Dataset items:
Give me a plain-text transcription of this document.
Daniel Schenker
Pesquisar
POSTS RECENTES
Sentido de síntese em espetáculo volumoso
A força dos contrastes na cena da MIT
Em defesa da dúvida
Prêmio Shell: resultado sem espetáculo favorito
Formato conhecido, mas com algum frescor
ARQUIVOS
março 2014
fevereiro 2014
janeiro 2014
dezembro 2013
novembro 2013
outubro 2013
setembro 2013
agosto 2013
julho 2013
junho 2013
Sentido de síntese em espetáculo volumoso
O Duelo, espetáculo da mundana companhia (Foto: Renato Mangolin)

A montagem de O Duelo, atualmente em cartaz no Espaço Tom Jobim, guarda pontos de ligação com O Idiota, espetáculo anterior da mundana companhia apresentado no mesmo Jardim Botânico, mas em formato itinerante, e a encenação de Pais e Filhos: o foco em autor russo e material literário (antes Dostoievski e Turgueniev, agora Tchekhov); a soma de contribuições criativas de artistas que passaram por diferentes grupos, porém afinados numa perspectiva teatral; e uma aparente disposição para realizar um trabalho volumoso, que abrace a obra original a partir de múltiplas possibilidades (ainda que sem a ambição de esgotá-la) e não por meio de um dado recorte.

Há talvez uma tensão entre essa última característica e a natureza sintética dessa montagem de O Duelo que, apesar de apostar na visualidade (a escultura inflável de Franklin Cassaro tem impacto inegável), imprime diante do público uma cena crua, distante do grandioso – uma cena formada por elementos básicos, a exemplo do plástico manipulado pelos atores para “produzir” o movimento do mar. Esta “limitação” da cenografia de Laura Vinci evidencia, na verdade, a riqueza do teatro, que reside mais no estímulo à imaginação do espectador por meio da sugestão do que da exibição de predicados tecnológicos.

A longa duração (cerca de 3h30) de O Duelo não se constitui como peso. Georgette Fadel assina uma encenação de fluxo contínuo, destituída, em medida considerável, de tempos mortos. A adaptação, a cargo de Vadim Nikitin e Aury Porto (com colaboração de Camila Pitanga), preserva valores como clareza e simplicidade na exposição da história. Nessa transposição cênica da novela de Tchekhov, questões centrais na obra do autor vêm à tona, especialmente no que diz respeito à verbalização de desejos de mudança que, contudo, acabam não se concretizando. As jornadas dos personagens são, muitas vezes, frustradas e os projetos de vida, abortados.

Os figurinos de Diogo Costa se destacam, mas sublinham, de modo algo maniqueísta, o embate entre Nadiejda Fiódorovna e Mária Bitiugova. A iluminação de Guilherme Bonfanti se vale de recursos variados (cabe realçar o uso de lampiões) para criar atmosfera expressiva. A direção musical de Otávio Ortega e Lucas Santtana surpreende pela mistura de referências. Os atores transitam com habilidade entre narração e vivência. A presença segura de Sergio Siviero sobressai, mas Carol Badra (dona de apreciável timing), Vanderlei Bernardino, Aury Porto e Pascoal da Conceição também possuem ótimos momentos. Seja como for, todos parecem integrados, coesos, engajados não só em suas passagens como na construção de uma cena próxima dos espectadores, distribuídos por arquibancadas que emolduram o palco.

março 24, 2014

Task directions
Across the records, count the lines holding the string "espetáculo". Give the number and stop.

Response to the task
5